## begin

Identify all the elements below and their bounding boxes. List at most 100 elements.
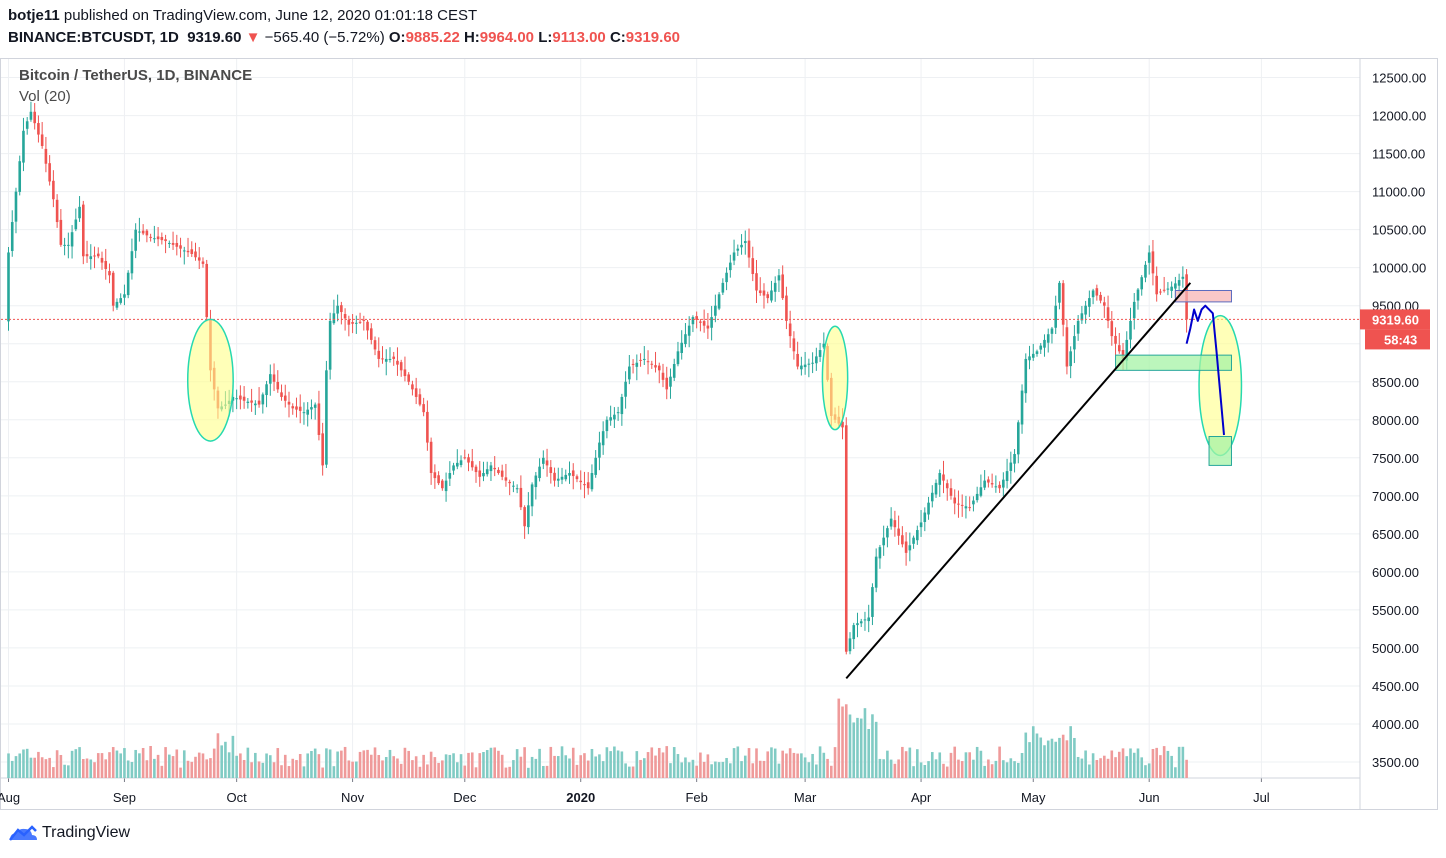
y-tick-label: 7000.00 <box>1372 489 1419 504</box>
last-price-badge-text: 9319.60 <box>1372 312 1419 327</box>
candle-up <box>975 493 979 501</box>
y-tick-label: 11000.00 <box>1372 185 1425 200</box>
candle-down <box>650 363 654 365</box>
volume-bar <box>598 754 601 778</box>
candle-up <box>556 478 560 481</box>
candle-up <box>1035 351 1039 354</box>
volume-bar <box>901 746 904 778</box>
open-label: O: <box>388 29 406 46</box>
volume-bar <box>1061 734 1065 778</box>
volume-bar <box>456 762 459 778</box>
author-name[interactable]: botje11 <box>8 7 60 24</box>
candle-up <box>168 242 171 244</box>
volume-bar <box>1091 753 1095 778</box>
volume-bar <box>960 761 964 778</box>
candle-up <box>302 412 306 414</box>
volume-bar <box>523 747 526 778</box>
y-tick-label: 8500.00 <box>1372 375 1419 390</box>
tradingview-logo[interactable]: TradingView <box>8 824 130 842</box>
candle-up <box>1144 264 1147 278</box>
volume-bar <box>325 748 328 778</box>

## end

Task description >>
Print all of the items above again with no changes, and leave out the pictures.

Problem solution >>
Identify all the elements below and their bounding boxes. List at most 100 elements.
y-tick-label: 7000.00 <box>1372 489 1419 504</box>
last-price-badge-text: 9319.60 <box>1372 312 1419 327</box>
candle-up <box>975 493 979 501</box>
y-tick-label: 11000.00 <box>1372 185 1425 200</box>
candle-down <box>650 363 654 365</box>
volume-bar <box>598 754 601 778</box>
candle-up <box>556 478 560 481</box>
candle-up <box>1035 351 1039 354</box>
volume-bar <box>901 746 904 778</box>
open-label: O: <box>388 29 406 46</box>
volume-bar <box>1061 734 1065 778</box>
volume-bar <box>456 762 459 778</box>
author-name[interactable]: botje11 <box>8 7 60 24</box>
candle-up <box>168 242 171 244</box>
volume-bar <box>1091 753 1095 778</box>
volume-bar <box>960 761 964 778</box>
candle-up <box>302 412 306 414</box>
volume-bar <box>523 747 526 778</box>
y-tick-label: 8500.00 <box>1372 375 1419 390</box>
tradingview-logo[interactable]: TradingView <box>8 824 130 842</box>
candle-up <box>1144 264 1147 278</box>
volume-bar <box>325 748 328 778</box>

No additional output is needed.